---------- TASK MATERIAL
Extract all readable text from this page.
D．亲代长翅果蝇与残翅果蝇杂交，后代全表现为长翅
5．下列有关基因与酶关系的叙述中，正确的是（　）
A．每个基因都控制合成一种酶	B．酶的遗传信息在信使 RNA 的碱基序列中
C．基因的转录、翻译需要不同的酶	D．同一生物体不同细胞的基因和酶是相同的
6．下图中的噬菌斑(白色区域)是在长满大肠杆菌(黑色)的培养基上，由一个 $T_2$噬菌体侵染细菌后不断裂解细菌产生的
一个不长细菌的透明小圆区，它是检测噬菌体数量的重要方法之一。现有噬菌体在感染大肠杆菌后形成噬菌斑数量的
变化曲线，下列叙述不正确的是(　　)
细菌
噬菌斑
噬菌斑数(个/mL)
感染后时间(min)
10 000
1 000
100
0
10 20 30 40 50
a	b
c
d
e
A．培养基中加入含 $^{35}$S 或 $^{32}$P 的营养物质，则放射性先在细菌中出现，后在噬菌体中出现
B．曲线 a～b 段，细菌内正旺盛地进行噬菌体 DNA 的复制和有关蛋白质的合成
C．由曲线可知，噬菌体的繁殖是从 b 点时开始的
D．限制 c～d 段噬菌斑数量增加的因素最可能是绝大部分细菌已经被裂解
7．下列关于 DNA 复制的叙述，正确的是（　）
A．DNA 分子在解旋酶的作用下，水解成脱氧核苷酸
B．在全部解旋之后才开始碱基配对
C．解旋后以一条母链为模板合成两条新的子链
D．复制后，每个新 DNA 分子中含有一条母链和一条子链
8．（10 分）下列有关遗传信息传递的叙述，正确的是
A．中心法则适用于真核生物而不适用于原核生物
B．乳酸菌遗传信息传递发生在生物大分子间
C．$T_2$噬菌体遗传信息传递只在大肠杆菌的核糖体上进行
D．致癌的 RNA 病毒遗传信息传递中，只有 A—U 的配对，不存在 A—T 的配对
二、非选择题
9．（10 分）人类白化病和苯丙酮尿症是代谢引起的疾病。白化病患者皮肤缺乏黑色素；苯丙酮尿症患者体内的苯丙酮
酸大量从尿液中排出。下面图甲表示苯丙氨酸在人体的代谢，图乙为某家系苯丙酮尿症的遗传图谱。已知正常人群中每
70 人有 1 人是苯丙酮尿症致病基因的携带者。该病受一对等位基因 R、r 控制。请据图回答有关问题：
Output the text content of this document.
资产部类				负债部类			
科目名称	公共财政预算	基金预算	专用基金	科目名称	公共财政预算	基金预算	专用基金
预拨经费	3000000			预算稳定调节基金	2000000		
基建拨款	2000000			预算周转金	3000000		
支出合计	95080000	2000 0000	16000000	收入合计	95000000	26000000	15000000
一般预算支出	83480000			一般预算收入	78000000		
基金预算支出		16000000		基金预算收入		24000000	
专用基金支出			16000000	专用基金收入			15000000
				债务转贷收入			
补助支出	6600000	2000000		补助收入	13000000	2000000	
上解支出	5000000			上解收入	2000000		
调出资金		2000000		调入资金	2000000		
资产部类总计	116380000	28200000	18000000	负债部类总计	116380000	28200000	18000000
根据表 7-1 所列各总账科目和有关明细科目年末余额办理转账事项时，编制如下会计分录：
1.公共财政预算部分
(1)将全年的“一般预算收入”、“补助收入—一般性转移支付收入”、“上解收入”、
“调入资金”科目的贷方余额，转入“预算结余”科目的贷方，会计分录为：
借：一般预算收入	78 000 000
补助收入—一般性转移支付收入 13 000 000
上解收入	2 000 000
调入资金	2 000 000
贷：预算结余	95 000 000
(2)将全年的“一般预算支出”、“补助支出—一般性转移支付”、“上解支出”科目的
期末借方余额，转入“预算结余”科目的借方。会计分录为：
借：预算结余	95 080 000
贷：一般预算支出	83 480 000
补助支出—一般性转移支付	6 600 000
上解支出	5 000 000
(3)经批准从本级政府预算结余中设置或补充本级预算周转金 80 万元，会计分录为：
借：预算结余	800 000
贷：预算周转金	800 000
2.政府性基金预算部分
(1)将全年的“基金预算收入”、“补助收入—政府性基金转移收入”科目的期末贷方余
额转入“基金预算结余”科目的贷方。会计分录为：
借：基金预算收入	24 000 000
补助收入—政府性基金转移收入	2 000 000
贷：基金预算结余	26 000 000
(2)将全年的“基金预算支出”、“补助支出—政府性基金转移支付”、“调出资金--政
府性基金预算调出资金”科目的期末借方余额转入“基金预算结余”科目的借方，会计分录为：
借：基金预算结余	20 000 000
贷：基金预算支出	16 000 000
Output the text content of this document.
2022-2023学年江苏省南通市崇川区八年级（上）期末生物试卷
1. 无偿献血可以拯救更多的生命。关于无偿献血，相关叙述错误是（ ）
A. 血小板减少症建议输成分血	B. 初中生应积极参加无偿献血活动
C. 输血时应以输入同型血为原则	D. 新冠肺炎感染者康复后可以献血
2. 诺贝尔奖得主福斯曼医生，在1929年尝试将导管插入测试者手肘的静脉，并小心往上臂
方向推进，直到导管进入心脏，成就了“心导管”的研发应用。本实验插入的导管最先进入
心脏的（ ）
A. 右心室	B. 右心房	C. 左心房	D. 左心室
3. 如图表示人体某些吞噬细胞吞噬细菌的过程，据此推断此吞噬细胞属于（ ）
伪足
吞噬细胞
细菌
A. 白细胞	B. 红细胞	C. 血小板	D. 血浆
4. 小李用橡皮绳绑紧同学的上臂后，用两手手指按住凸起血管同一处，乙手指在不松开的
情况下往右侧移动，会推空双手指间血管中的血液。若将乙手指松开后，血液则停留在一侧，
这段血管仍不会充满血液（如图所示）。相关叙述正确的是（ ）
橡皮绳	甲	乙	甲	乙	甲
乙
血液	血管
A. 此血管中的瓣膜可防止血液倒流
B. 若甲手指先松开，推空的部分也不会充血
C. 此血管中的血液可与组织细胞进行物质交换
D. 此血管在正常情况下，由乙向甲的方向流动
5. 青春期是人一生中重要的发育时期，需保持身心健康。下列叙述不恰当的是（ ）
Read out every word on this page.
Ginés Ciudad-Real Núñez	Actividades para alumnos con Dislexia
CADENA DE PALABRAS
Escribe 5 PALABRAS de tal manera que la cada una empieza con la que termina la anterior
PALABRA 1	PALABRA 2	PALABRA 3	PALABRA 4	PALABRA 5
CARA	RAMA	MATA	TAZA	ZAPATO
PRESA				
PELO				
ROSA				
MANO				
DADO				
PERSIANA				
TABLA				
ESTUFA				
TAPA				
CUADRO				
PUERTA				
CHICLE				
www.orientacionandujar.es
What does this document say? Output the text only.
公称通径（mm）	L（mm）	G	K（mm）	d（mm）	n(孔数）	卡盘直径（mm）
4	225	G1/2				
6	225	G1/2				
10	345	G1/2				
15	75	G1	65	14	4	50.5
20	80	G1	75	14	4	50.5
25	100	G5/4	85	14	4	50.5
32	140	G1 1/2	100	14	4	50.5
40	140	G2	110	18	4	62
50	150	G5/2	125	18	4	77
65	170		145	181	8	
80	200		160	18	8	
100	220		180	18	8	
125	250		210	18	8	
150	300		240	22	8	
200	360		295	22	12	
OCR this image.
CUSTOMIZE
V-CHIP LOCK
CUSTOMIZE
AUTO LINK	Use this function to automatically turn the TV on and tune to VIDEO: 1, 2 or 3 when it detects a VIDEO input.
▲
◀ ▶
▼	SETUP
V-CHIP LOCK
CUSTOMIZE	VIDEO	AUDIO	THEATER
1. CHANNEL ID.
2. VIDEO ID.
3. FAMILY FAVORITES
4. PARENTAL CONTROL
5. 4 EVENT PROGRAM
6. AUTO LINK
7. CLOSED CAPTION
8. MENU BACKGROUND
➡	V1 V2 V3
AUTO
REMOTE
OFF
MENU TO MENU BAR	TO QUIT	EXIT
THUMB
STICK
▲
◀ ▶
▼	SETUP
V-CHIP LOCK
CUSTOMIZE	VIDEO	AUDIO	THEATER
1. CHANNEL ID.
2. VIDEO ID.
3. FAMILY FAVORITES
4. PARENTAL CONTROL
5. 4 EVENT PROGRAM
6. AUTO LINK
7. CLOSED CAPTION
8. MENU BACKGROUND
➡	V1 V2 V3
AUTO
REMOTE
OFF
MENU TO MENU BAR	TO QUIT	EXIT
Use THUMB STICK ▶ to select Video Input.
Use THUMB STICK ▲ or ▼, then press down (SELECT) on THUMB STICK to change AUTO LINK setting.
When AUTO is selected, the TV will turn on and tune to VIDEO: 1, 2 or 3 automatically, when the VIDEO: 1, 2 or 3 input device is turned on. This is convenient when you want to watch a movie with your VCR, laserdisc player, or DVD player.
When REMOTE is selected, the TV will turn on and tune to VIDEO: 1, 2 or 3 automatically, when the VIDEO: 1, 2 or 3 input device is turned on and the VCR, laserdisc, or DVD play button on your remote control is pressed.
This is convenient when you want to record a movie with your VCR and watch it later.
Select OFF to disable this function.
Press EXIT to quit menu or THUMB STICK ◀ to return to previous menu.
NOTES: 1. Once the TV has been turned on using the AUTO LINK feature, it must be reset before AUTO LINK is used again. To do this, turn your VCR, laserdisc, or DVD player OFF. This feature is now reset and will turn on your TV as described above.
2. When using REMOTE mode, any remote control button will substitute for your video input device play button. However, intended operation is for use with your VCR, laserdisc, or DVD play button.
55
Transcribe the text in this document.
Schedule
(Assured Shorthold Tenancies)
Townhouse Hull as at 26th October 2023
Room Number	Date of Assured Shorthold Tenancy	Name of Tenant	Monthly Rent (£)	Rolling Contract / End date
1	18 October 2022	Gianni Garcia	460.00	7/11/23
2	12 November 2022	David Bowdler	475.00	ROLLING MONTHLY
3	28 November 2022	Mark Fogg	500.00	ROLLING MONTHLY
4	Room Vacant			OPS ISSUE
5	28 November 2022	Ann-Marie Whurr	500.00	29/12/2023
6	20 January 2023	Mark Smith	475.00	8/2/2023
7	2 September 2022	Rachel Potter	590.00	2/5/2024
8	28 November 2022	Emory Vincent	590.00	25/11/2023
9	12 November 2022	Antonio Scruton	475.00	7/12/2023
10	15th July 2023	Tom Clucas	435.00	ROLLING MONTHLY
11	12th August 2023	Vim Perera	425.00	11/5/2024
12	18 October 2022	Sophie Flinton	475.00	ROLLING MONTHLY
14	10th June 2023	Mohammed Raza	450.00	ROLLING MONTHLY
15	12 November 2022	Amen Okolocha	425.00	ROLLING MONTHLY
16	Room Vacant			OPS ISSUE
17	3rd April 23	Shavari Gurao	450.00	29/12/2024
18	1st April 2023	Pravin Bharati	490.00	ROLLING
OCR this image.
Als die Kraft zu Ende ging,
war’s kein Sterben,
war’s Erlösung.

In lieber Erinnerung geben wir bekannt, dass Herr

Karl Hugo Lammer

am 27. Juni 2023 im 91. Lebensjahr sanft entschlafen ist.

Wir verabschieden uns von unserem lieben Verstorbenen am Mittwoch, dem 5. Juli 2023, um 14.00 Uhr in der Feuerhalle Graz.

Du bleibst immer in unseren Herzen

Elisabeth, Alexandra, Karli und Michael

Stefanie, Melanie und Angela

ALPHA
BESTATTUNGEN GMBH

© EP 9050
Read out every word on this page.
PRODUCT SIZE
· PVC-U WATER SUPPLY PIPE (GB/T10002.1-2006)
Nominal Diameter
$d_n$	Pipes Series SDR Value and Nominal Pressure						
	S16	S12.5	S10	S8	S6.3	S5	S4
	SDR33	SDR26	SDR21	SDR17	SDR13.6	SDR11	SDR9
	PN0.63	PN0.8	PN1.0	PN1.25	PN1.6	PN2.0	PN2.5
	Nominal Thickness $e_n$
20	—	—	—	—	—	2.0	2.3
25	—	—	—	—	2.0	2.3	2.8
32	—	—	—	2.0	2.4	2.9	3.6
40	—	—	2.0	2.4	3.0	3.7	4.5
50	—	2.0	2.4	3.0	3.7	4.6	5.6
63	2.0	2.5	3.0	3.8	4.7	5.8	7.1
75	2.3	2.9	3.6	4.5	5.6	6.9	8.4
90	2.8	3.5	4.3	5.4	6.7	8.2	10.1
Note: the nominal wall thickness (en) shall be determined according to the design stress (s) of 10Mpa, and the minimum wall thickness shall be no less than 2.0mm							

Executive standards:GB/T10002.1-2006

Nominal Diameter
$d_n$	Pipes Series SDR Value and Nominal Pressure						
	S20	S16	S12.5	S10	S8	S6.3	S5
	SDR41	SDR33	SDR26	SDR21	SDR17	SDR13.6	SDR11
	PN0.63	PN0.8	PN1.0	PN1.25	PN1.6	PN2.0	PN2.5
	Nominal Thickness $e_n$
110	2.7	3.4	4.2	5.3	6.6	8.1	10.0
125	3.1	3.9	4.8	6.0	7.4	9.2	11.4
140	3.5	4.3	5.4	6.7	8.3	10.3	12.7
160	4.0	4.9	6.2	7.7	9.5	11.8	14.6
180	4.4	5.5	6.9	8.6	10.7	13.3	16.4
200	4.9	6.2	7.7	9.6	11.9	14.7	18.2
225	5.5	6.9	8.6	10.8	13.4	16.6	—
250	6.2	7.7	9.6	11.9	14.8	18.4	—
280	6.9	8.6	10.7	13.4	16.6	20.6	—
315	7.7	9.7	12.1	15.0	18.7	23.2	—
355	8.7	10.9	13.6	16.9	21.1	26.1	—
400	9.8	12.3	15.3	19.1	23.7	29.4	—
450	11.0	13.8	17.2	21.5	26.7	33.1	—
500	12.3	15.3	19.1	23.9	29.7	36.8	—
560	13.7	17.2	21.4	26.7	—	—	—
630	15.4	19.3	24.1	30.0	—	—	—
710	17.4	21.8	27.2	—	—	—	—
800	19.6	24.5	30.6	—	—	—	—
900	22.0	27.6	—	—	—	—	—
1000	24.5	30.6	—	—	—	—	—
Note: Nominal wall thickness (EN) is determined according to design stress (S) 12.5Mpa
--------------------
▶ **DIRECTIVE**: Read through the data and copy every line where "Vacant" shows up.

▶ **EXERCISE ANSWER**:
4	Room Vacant			OPS ISSUE
16	Room Vacant			OPS ISSUE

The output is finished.